(Dataset records)
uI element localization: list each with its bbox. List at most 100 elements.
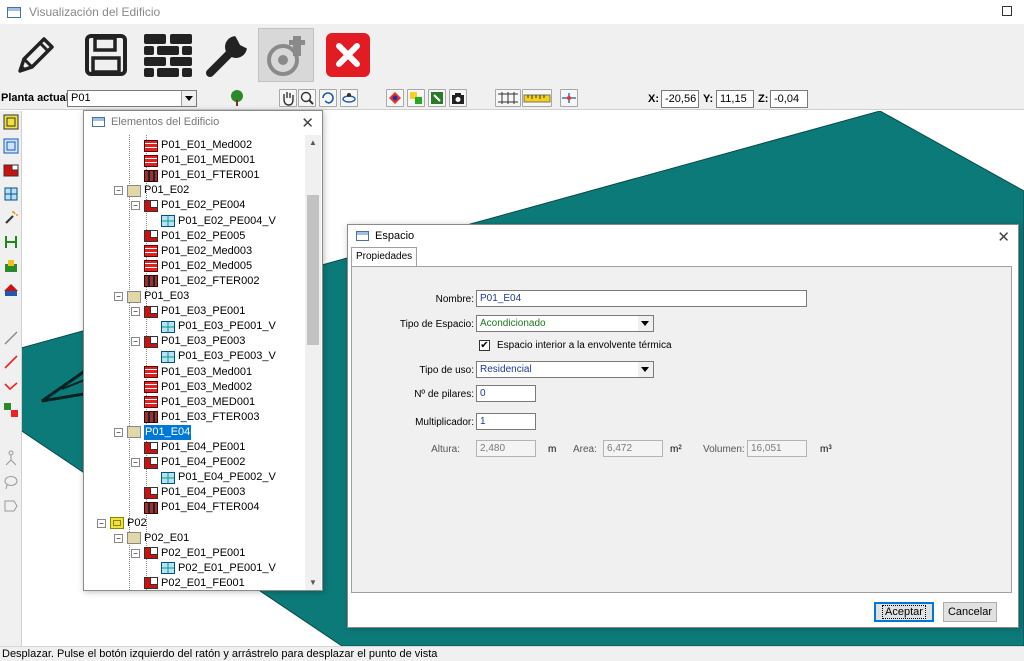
tree-item[interactable]: P01_E02_FTER002 (144, 274, 259, 289)
tree-item[interactable]: − P01_E03_PE001 (131, 304, 245, 319)
multiplicador-input[interactable]: 1 (476, 413, 536, 430)
tree-item[interactable]: P01_E04_PE002_V (161, 470, 276, 485)
tree-item[interactable]: P01_E03_Med002 (144, 380, 252, 395)
tree-collapse-toggle[interactable]: − (114, 533, 123, 543)
tree-item[interactable]: − P01_E03 (114, 289, 189, 304)
win2-icon (161, 562, 175, 575)
tree-item-label: P01_E03_MED001 (161, 395, 256, 408)
envolvente-checkbox[interactable]: ✔ (479, 340, 490, 351)
tipo-uso-select[interactable]: Residencial (476, 361, 654, 378)
tree-view-button[interactable] (228, 89, 246, 107)
nombre-input[interactable]: P01_E04 (476, 290, 807, 307)
tree-item[interactable]: − P01_E04 (114, 424, 192, 440)
tree-collapse-toggle[interactable]: − (114, 292, 123, 301)
tipo-espacio-select[interactable]: Acondicionado (476, 315, 654, 332)
polygon-tool-button[interactable] (2, 497, 20, 515)
roof-tool-button[interactable] (2, 281, 20, 299)
polyline-tool-button[interactable] (2, 377, 20, 395)
tree-item[interactable]: − P01_E03_PE003 (131, 334, 245, 349)
scroll-thumb[interactable] (307, 195, 319, 345)
tree-item[interactable]: P01_E01_FTER001 (144, 168, 259, 183)
tree-item[interactable]: P01_E04_FTER004 (144, 500, 259, 515)
tree-item[interactable]: P01_E03_Med001 (144, 365, 252, 380)
close-icon[interactable]: ✕ (997, 228, 1010, 246)
pan-button[interactable] (279, 89, 297, 107)
tree-item[interactable]: − P02 (97, 516, 147, 531)
orbit-button[interactable] (340, 89, 358, 107)
grid-button[interactable] (495, 89, 521, 107)
tree-item[interactable]: P01_E01_Med002 (144, 138, 252, 153)
x-coordinate[interactable]: -20,56 (661, 90, 699, 108)
tree-item[interactable]: − P02_E01 (114, 531, 189, 546)
camera-icon (452, 93, 464, 104)
tree-item[interactable]: P01_E04_PE003 (144, 485, 245, 500)
tree-collapse-toggle[interactable]: − (114, 186, 123, 196)
y-coordinate[interactable]: 11,15 (716, 90, 754, 108)
snap-button[interactable] (560, 89, 578, 107)
transform-tool-button[interactable] (2, 401, 20, 419)
aceptar-button[interactable]: Aceptar (874, 602, 934, 622)
edit-button[interactable] (8, 28, 64, 82)
camera-button[interactable] (449, 89, 467, 107)
close-icon[interactable]: ✕ (301, 114, 314, 132)
zoom-button[interactable] (298, 89, 316, 107)
tree-collapse-toggle[interactable]: − (114, 427, 123, 437)
pillar-tool-button[interactable] (2, 233, 20, 251)
tree-item[interactable]: P01_E03_MED001 (144, 395, 255, 410)
tree-item[interactable]: P01_E03_PE003_V (161, 349, 276, 364)
tree-item[interactable]: − P02_E01_PE001 (131, 546, 245, 561)
object-icon (5, 260, 17, 272)
tree-collapse-toggle[interactable]: − (131, 458, 140, 468)
tree-item[interactable]: − P01_E02_PE004 (131, 198, 245, 213)
cancelar-button[interactable]: Cancelar (943, 602, 997, 622)
tree-collapse-toggle[interactable]: − (131, 201, 140, 211)
tree-item[interactable]: P01_E04_PE001 (144, 440, 245, 455)
tree-collapse-toggle[interactable]: − (131, 337, 140, 347)
elements-tree[interactable]: P01_E01_Med002 P01_E01_MED001 P01_E01_FTER… (85, 135, 306, 590)
pilares-input[interactable]: 0 (476, 385, 536, 402)
tree-item[interactable]: P01_E03_FTER003 (144, 410, 259, 425)
tree-item[interactable]: P01_E01_MED001 (144, 153, 255, 168)
tree-item[interactable]: − P01_E02 (114, 183, 189, 198)
save-icon (85, 34, 127, 76)
tree-item[interactable]: P01_E02_Med005 (144, 259, 252, 274)
space-tool-button[interactable] (2, 137, 20, 155)
view-button-1[interactable] (386, 89, 404, 107)
tab-propiedades[interactable]: Propiedades (351, 247, 417, 267)
tree-scrollbar[interactable]: ▲ ▼ (305, 135, 321, 590)
line-tool-button[interactable] (2, 329, 20, 347)
tree-collapse-toggle[interactable]: − (131, 307, 140, 317)
walls-button[interactable] (140, 28, 196, 82)
red-line-tool-button[interactable] (2, 353, 20, 371)
view-button-2[interactable] (407, 89, 425, 107)
measure-button[interactable] (258, 28, 314, 82)
z-coordinate[interactable]: -0,04 (770, 90, 808, 108)
maximize-button[interactable] (1002, 6, 1012, 16)
object-tool-button[interactable] (2, 257, 20, 275)
scroll-down-icon[interactable]: ▼ (309, 578, 317, 587)
tree-item[interactable]: P02_E01_PE001_V (161, 561, 276, 576)
tree-item[interactable]: P01_E02_PE005 (144, 229, 245, 244)
tree-collapse-toggle[interactable]: − (97, 518, 106, 528)
wall-tool-button[interactable] (2, 161, 20, 179)
tree-item[interactable]: P01_E02_PE004_V (161, 214, 276, 229)
person-tool-button[interactable] (2, 449, 20, 467)
tools-button[interactable] (200, 28, 256, 82)
tree-item[interactable]: − P01_E04_PE002 (131, 455, 245, 470)
rotate-button[interactable] (319, 89, 337, 107)
tree-item[interactable]: P02_E01_FE001 (144, 576, 245, 590)
floor-tool-button[interactable] (2, 113, 20, 131)
lasso-tool-button[interactable] (2, 473, 20, 491)
propiedades-panel: Nombre: P01_E04 Tipo de Espacio: Acondic… (351, 266, 1012, 593)
close-model-button[interactable] (320, 28, 376, 82)
magic-tool-button[interactable] (2, 209, 20, 227)
view-button-3[interactable] (428, 89, 446, 107)
tree-collapse-toggle[interactable]: − (131, 548, 140, 558)
ruler-button[interactable] (522, 89, 552, 107)
scroll-up-icon[interactable]: ▲ (309, 138, 317, 147)
tree-item[interactable]: P01_E02_Med003 (144, 244, 252, 259)
tree-item[interactable]: P01_E03_PE001_V (161, 319, 276, 334)
save-button[interactable] (78, 28, 134, 82)
window-tool-button[interactable] (2, 185, 20, 203)
planta-select[interactable]: P01 (67, 90, 197, 107)
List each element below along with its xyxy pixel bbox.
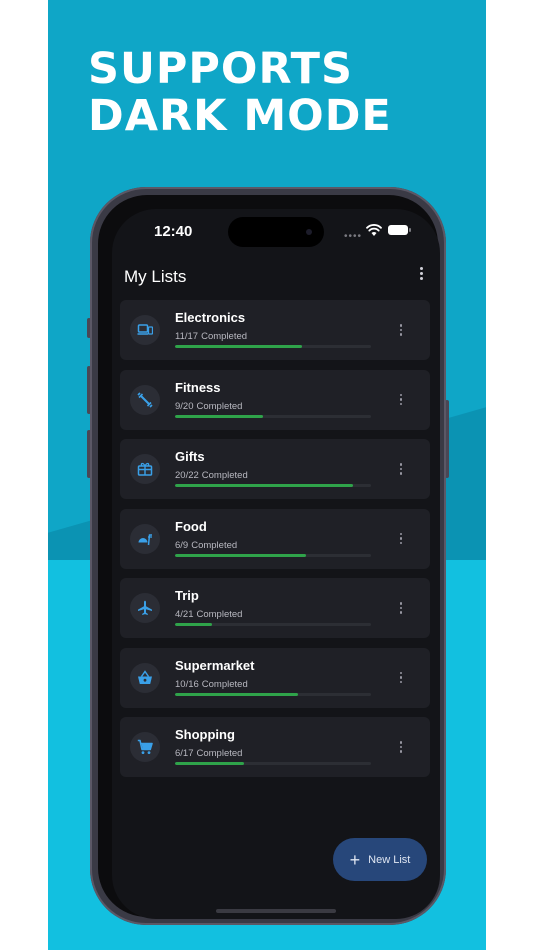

* [GIVEN REQUEST] Turn every line of the records above into a numbered list, skipping any blank lines and leaving out the pictures.

* [FINAL ANSWER]
1. uI element localization: list each with its bbox. List at most 100 elements.
2. tree-item[interactable]: P01_E02_FTER002 (144, 274, 259, 289)
3. tree-item[interactable]: − P01_E03_PE001 (131, 304, 245, 319)
4. multiplicador-input[interactable]: 1 (476, 413, 536, 430)
5. tree-item[interactable]: P01_E04_PE002_V (161, 470, 276, 485)
6. tree-item[interactable]: P01_E03_Med002 (144, 380, 252, 395)
7. tree-collapse-toggle[interactable]: − (114, 533, 123, 543)
8. tree-item[interactable]: − P01_E03 (114, 289, 189, 304)
9. win2-icon (161, 562, 175, 575)
10. tree-item-label: P01_E03_MED001 (161, 395, 256, 408)
11. envolvente-checkbox[interactable]: ✔ (479, 340, 490, 351)
12. tipo-uso-select[interactable]: Residencial (476, 361, 654, 378)
13. tree-view-button[interactable] (228, 89, 246, 107)
14. nombre-input[interactable]: P01_E04 (476, 290, 807, 307)
15. tree-item[interactable]: − P01_E04 (114, 424, 192, 440)
16. tree-collapse-toggle[interactable]: − (114, 292, 123, 301)
17. tipo-espacio-select[interactable]: Acondicionado (476, 315, 654, 332)
18. polygon-tool-button[interactable] (2, 497, 20, 515)
19. roof-tool-button[interactable] (2, 281, 20, 299)
20. polyline-tool-button[interactable] (2, 377, 20, 395)
21. tree-item[interactable]: − P01_E03_PE003 (131, 334, 245, 349)
22. scroll-thumb[interactable] (307, 195, 319, 345)
23. tree-item[interactable]: P01_E01_FTER001 (144, 168, 259, 183)
24. tree-item[interactable]: P01_E04_FTER004 (144, 500, 259, 515)
25. tree-item[interactable]: P01_E03_Med001 (144, 365, 252, 380)
26. close-icon[interactable]: ✕ (997, 228, 1010, 246)
27. pan-button[interactable] (279, 89, 297, 107)
28. tree-item[interactable]: − P02 (97, 516, 147, 531)
29. orbit-button[interactable] (340, 89, 358, 107)
30. grid-button[interactable] (495, 89, 521, 107)
31. tree-item[interactable]: P01_E01_Med002 (144, 138, 252, 153)
32. x-coordinate[interactable]: -20,56 (661, 90, 699, 108)
33. tree-item[interactable]: − P02_E01 (114, 531, 189, 546)
34. camera-icon (452, 93, 464, 104)
35. tree-item[interactable]: P01_E04_PE003 (144, 485, 245, 500)
36. tree-collapse-toggle[interactable]: − (114, 186, 123, 196)
37. y-coordinate[interactable]: 11,15 (716, 90, 754, 108)
38. snap-button[interactable] (560, 89, 578, 107)
39. transform-tool-button[interactable] (2, 401, 20, 419)
40. aceptar-button[interactable]: Aceptar (874, 602, 934, 622)
41. edit-button[interactable] (8, 28, 64, 82)
42. camera-button[interactable] (449, 89, 467, 107)
43. close-icon[interactable]: ✕ (301, 114, 314, 132)
44. zoom-button[interactable] (298, 89, 316, 107)
45. tree-collapse-toggle[interactable]: − (114, 427, 123, 437)
46. pillar-tool-button[interactable] (2, 233, 20, 251)
47. tree-item[interactable]: P01_E03_MED001 (144, 395, 255, 410)
48. tree-item[interactable]: P01_E03_PE003_V (161, 349, 276, 364)
49. tree-item[interactable]: − P02_E01_PE001 (131, 546, 245, 561)
50. object-icon (5, 260, 17, 272)
51. tree-collapse-toggle[interactable]: − (131, 458, 140, 468)
52. tree-item[interactable]: − P01_E02_PE004 (131, 198, 245, 213)
53. cancelar-button[interactable]: Cancelar (943, 602, 997, 622)
54. tree-collapse-toggle[interactable]: − (131, 201, 140, 211)
55. tree-item[interactable]: P01_E04_PE001 (144, 440, 245, 455)
56. tree-collapse-toggle[interactable]: − (131, 337, 140, 347)
57. elements-tree[interactable]: P01_E01_Med002 P01_E01_MED001 P01_E01_FTER… (85, 135, 306, 590)
58. pilares-input[interactable]: 0 (476, 385, 536, 402)
59. tree-item[interactable]: P01_E03_FTER003 (144, 410, 259, 425)
60. tree-item[interactable]: P01_E01_MED001 (144, 153, 255, 168)
61. tree-item[interactable]: − P01_E02 (114, 183, 189, 198)
62. save-icon (85, 34, 127, 76)
63. tree-item[interactable]: P01_E02_Med005 (144, 259, 252, 274)
64. space-tool-button[interactable] (2, 137, 20, 155)
65. view-button-1[interactable] (386, 89, 404, 107)
66. tab-propiedades[interactable]: Propiedades (351, 247, 417, 267)
67. tree-scrollbar[interactable]: ▲ ▼ (305, 135, 321, 590)
68. line-tool-button[interactable] (2, 329, 20, 347)
69. tree-collapse-toggle[interactable]: − (131, 307, 140, 317)
70. walls-button[interactable] (140, 28, 196, 82)
71. red-line-tool-button[interactable] (2, 353, 20, 371)
72. view-button-2[interactable] (407, 89, 425, 107)
73. measure-button[interactable] (258, 28, 314, 82)
74. z-coordinate[interactable]: -0,04 (770, 90, 808, 108)
75. maximize-button[interactable] (1002, 6, 1012, 16)
76. object-tool-button[interactable] (2, 257, 20, 275)
77. scroll-down-icon[interactable]: ▼ (309, 578, 317, 587)
78. tree-item[interactable]: P02_E01_PE001_V (161, 561, 276, 576)
79. tree-item[interactable]: P01_E02_PE005 (144, 229, 245, 244)
80. tree-collapse-toggle[interactable]: − (97, 518, 106, 528)
81. wall-tool-button[interactable] (2, 161, 20, 179)
82. tree-item[interactable]: P01_E02_PE004_V (161, 214, 276, 229)
83. person-tool-button[interactable] (2, 449, 20, 467)
84. tools-button[interactable] (200, 28, 256, 82)
85. tree-item[interactable]: − P01_E04_PE002 (131, 455, 245, 470)
86. rotate-button[interactable] (319, 89, 337, 107)
87. tree-item[interactable]: P02_E01_FE001 (144, 576, 245, 590)
88. floor-tool-button[interactable] (2, 113, 20, 131)
89. lasso-tool-button[interactable] (2, 473, 20, 491)
90. propiedades-panel: Nombre: P01_E04 Tipo de Espacio: Acondic… (351, 266, 1012, 593)
91. close-model-button[interactable] (320, 28, 376, 82)
92. magic-tool-button[interactable] (2, 209, 20, 227)
93. view-button-3[interactable] (428, 89, 446, 107)
94. tree-collapse-toggle[interactable]: − (131, 548, 140, 558)
95. ruler-button[interactable] (522, 89, 552, 107)
96. scroll-up-icon[interactable]: ▲ (309, 138, 317, 147)
97. tree-item[interactable]: P01_E02_Med003 (144, 244, 252, 259)
98. tree-item[interactable]: P01_E03_PE001_V (161, 319, 276, 334)
99. save-button[interactable] (78, 28, 134, 82)
100. window-tool-button[interactable] (2, 185, 20, 203)
101. planta-select[interactable]: P01 (67, 90, 197, 107)
102. List each element below along with its xyxy pixel bbox.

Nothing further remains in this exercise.